▶ **Your tasks**:
**1.** In the e-bike chain lubing thread, reproduce word for word the part that opens with the words "I’ve been getting" and closes with "(Sep 10, 1999)".
**2.** According to the e-bike chain lubing thread, what does an e-bike's chain do when you pedal backwards?

# I completely missed the boat on chain lubing…



## mtnbkrmike (Mar 26, 2015)

https://m.pinkbike.com/news/muc-offs-new-e-bike-drivetrain-tool-is-silly.html



I’ve been getting my daughter to lift the bikes off the ground as I lubed the drive trains pedalling forward. And then repeating the process to wipe off the excess. Holy crap!

I don’t necessarily need the Muc-Off tool, but I must admit that life is now going to be a lot easier for me and, especially, for my daughter.

Who else didn’t clue in on this? Be honest.


----------



## TraxFactory (Sep 10, 1999)

Ha, your daughter has been getting her workout! Luckily I saw the tip I think on GMBN in 2019 using the allen key on chainring, that was a huge help. It can get somewhat locked in after several cranks so possibly might see a need for the tool (shop maybe) but I dont think I would buy it.


----------



## 127.0.0.1 (Nov 19, 2013)

that is what your neck is for

bend over
hook saddle nose over neck
lift bike with neck
pedal forward, lube chain

been done for over 100 years...it's how it's done when you don't
have a stand and need to pedal forward for any reason, or test shifting...whatever...


----------



## EABiker (Jun 24, 2004)

How about:

Leave bike on ground
Pedal backwards
?
Profit


----------



## mtnbkrmike (Mar 26, 2015)

EABiker said:


> How about:
> 
> Leave bike on ground
> Pedal backwards
> ...


🤔
Not sure if I’m missing your point, but that was the whole/only point of the article at the link I posted above, the tool and this thread.
🧐
An e-bike’s chain does not move when you pedal backwards. 
🤨


----------



## mtnbkrmike (Mar 26, 2015)

127.0.0.1 said:


> that is what your neck is for
> 
> bend over
> hook saddle nose over neck
> ...


Another interestingly confusing response.
🤔


----------



## noapathy (Jun 24, 2008)

The PB comment that e-bike owners will buy whatever you put in front of them to make it some kind of "experience"...seems accurate. A socket wrench with a small extension would do the same thing.


----------



## ItzEasy (Sep 14, 2020)

noapathy said:


> The PB comment that e-bike owners will buy whatever you put in front of them to make it some kind of "experience"...seems accurate. A socket wrench with a small extension would do the same thing.


You nailed it! 



https://www.pinkbike.com/news/muc-offs-new-e-bike-drivetrain-tool-is-silly.html


----------



## mtnbkrmike (Mar 26, 2015)

noapathy said:


> …A socket wrench with a small extension would do the same thing.


I’m about to find out shortly. Whether I use an allen key, a Muc-Off tool or something else, I’m just excited to have learned of a workaround.


----------



## mtnbkrmike (Mar 26, 2015)

▶ **Dataset records**:
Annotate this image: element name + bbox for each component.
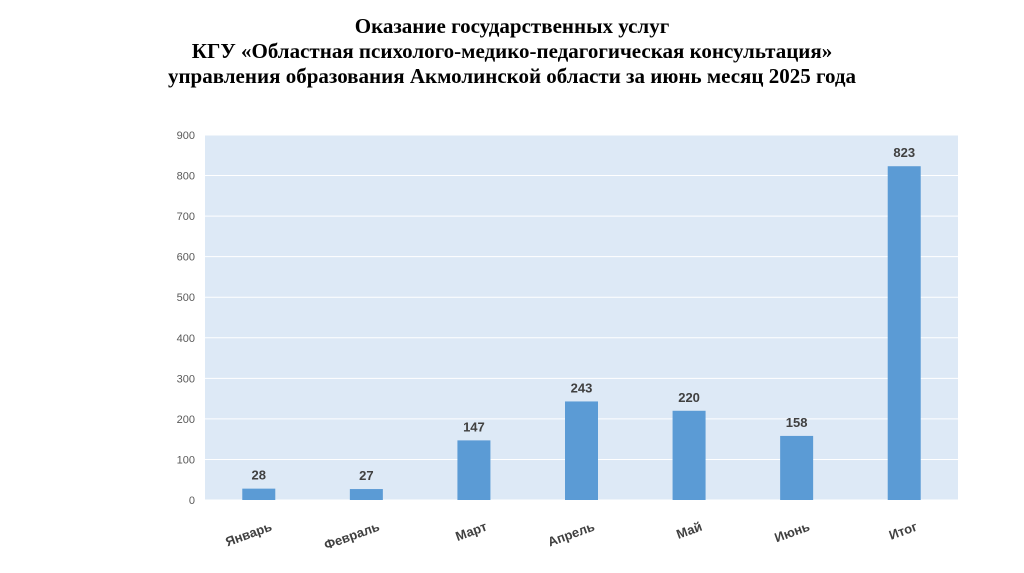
y-tick-label-100: 100 [177,454,195,466]
y-tick-label-800: 800 [177,171,195,183]
chart-title: Оказание государственных услуг КГУ «Обла… [0,14,1024,89]
bar-4 [565,401,598,500]
y-tick-label-500: 500 [177,292,195,304]
y-tick-label-600: 600 [177,252,195,264]
bar-7 [887,166,921,500]
x-tick-label-3: Март [453,519,489,544]
data-label-6: 158 [786,415,808,430]
y-tick-label-300: 300 [177,373,195,385]
bar-2 [349,489,383,500]
x-tick-label-5: Май [674,519,704,542]
bar-1 [242,488,276,500]
x-tick-label-4: Апрель [546,519,597,550]
y-tick-label-700: 700 [177,211,195,223]
data-label-5: 220 [678,390,700,405]
data-label-3: 147 [463,419,485,434]
data-label-2: 27 [359,468,373,483]
bar-5 [672,410,706,500]
y-tick-label-400: 400 [177,333,195,345]
data-label-4: 243 [571,380,593,395]
y-tick-label-900: 900 [177,130,195,142]
x-tick-label-2: Февраль [322,519,381,553]
y-tick-label-0: 0 [189,495,195,507]
y-tick-label-200: 200 [177,414,195,426]
bar-3 [457,440,491,500]
x-tick-label-1: Январь [223,519,273,550]
x-tick-label-6: Июнь [772,519,811,546]
x-tick-label-7: Итог [887,519,920,543]
data-label-7: 823 [893,145,915,160]
title-line-1: Оказание государственных услуг [354,14,670,38]
bar-6 [780,435,814,500]
data-label-1: 28 [252,468,266,483]
title-line-3: управления образования Акмолинской облас… [167,64,857,88]
title-line-2: КГУ «Областная психолого-медико-педагоги… [191,39,833,63]
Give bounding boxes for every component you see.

▶ **Written answers**:
**1.**
I’ve been getting my daughter to lift the bikes off the ground as I lubed the drive trains pedalling forward. And then repeating the process to wipe off the excess. Holy crap!

I don’t necessarily need the Muc-Off tool, but I must admit that life is now going to be a lot easier for me and, especially, for my daughter.

Who else didn’t clue in on this? Be honest.


----------



## TraxFactory (Sep 10, 1999)

**2.** It does not move.